## [Data listing]
— Begin —

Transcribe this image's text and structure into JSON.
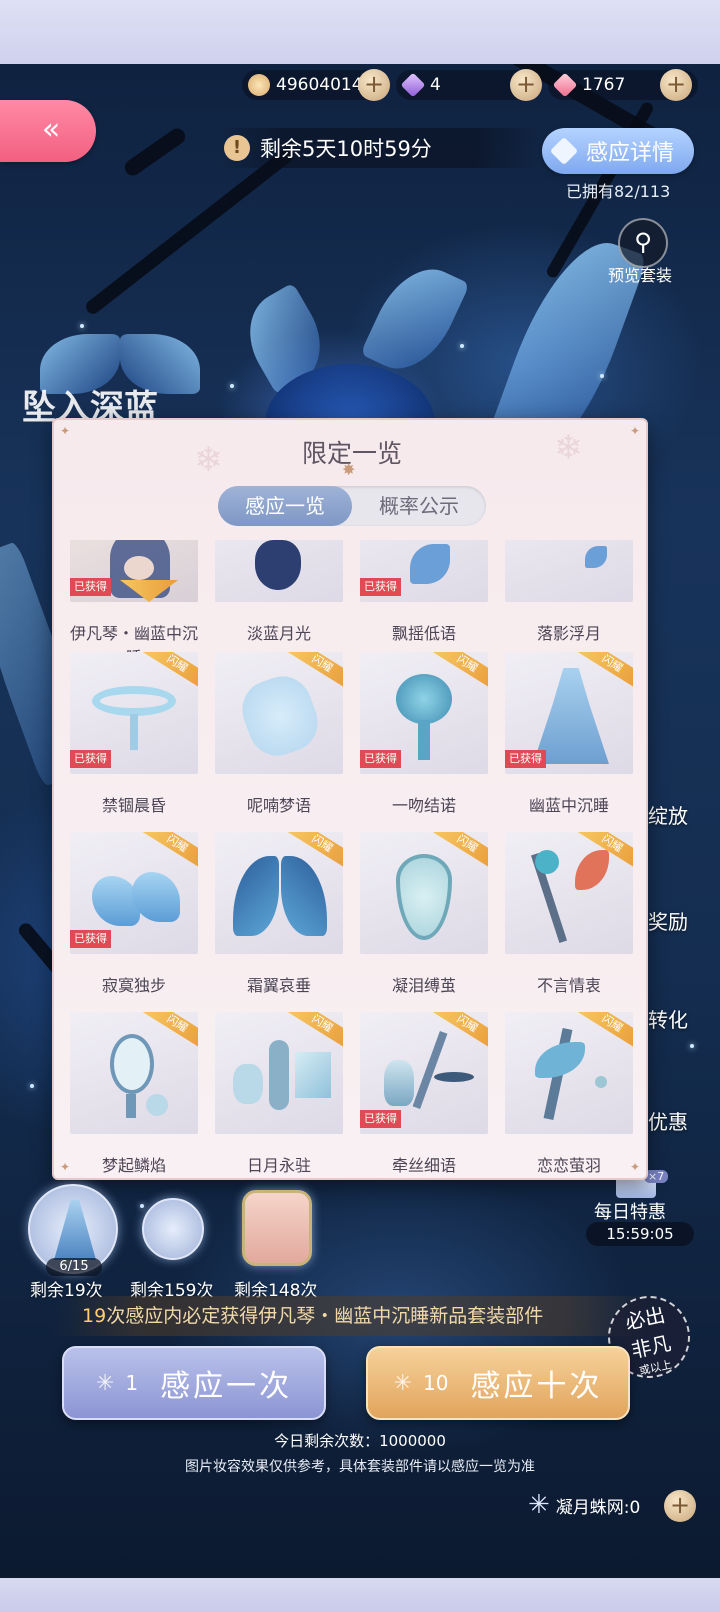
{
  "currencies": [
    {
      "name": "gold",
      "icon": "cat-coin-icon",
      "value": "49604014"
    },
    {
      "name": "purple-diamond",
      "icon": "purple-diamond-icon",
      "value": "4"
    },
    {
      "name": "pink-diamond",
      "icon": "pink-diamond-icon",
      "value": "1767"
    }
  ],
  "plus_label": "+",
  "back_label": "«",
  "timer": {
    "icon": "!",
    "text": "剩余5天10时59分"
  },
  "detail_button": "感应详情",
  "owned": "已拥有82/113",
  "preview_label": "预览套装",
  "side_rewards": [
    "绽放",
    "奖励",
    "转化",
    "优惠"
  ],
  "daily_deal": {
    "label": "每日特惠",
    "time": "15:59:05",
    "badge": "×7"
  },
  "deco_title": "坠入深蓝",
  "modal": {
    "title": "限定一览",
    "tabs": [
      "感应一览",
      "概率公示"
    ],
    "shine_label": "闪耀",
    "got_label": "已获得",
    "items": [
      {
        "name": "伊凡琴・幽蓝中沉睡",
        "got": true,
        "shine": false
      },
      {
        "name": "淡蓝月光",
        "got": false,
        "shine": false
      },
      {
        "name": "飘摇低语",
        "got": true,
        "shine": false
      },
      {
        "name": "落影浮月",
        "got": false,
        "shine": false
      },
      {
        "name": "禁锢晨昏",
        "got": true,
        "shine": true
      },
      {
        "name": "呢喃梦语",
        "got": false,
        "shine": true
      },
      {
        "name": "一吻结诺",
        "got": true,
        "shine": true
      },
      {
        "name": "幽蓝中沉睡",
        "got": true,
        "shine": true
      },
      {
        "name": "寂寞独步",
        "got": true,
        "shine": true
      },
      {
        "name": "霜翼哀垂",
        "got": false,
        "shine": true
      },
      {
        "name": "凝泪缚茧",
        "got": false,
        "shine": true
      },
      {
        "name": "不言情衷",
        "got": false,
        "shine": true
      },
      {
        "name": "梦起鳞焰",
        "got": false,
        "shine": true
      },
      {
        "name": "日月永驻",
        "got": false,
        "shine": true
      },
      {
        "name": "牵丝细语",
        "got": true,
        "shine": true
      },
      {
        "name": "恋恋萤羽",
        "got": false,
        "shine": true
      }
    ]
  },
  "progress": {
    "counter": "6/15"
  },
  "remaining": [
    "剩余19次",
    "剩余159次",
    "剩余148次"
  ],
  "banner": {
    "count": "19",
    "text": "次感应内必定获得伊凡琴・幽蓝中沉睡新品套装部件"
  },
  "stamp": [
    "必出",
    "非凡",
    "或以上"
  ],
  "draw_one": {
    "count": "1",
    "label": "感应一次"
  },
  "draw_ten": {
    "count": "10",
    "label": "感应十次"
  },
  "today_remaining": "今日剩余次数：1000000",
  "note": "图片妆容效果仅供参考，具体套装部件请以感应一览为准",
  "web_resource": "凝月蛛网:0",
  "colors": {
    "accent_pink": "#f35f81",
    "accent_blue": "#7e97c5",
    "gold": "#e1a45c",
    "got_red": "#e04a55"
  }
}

— End —
— Begin —

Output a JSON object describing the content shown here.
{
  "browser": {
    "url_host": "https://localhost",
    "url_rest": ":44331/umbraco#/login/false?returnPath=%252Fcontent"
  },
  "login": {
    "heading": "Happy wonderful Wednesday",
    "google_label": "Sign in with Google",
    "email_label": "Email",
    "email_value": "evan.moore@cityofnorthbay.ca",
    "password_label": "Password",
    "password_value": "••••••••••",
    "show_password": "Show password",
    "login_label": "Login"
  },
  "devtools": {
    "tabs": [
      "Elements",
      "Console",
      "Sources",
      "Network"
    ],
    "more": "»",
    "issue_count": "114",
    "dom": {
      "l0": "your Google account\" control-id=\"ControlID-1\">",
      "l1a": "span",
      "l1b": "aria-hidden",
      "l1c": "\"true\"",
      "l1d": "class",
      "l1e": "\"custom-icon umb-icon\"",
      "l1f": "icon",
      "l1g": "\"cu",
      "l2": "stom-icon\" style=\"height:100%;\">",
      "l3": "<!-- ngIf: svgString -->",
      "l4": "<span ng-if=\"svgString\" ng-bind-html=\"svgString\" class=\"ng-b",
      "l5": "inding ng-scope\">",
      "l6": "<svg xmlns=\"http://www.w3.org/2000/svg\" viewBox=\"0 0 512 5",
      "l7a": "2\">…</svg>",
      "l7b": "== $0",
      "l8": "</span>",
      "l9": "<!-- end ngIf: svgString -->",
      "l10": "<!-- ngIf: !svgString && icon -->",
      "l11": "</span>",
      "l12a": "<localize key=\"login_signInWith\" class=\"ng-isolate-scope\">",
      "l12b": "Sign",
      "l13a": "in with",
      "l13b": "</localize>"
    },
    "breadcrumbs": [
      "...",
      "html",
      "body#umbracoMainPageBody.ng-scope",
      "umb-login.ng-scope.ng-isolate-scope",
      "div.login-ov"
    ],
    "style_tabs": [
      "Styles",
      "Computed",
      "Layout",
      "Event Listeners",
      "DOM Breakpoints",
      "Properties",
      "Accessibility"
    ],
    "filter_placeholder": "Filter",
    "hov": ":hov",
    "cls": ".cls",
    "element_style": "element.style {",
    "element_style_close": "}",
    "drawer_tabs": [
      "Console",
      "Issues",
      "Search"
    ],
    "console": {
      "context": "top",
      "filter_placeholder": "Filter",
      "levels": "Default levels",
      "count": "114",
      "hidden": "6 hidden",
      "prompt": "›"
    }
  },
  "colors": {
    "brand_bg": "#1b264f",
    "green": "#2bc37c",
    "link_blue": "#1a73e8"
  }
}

— End —
— Begin —

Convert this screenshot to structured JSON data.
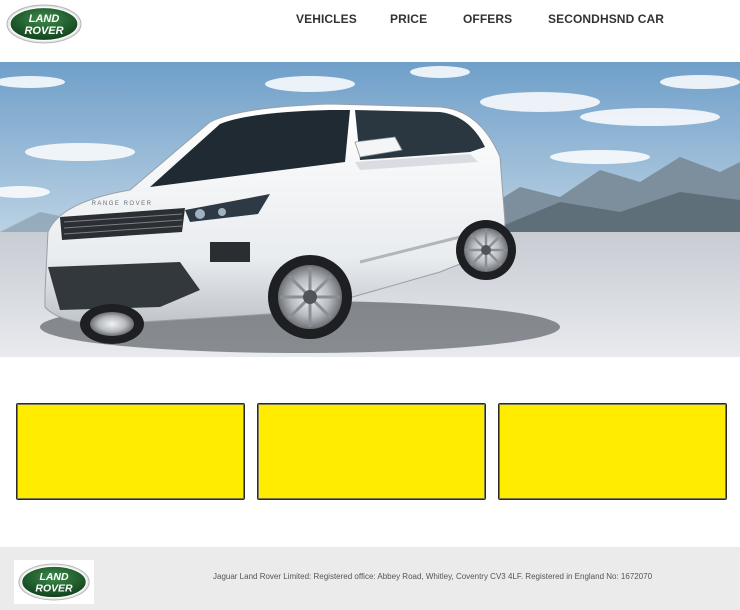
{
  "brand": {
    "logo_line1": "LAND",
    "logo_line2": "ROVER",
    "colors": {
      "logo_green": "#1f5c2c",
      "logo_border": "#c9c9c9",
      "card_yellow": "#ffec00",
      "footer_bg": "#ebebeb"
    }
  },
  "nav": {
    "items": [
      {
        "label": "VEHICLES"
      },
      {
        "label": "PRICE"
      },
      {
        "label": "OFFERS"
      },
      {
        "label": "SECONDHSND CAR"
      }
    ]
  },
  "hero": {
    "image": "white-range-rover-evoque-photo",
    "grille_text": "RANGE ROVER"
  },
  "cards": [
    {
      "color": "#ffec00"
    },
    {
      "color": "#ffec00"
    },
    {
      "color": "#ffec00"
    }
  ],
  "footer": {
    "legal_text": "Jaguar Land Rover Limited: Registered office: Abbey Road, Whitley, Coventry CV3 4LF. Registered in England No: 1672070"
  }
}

— End —

## [Directive]
Search the preceding listing for "image" and extract every line where it is found.

## [Worked solution]
Transcribe this image's text and structure into JSON.
    "image": "white-range-rover-evoque-photo",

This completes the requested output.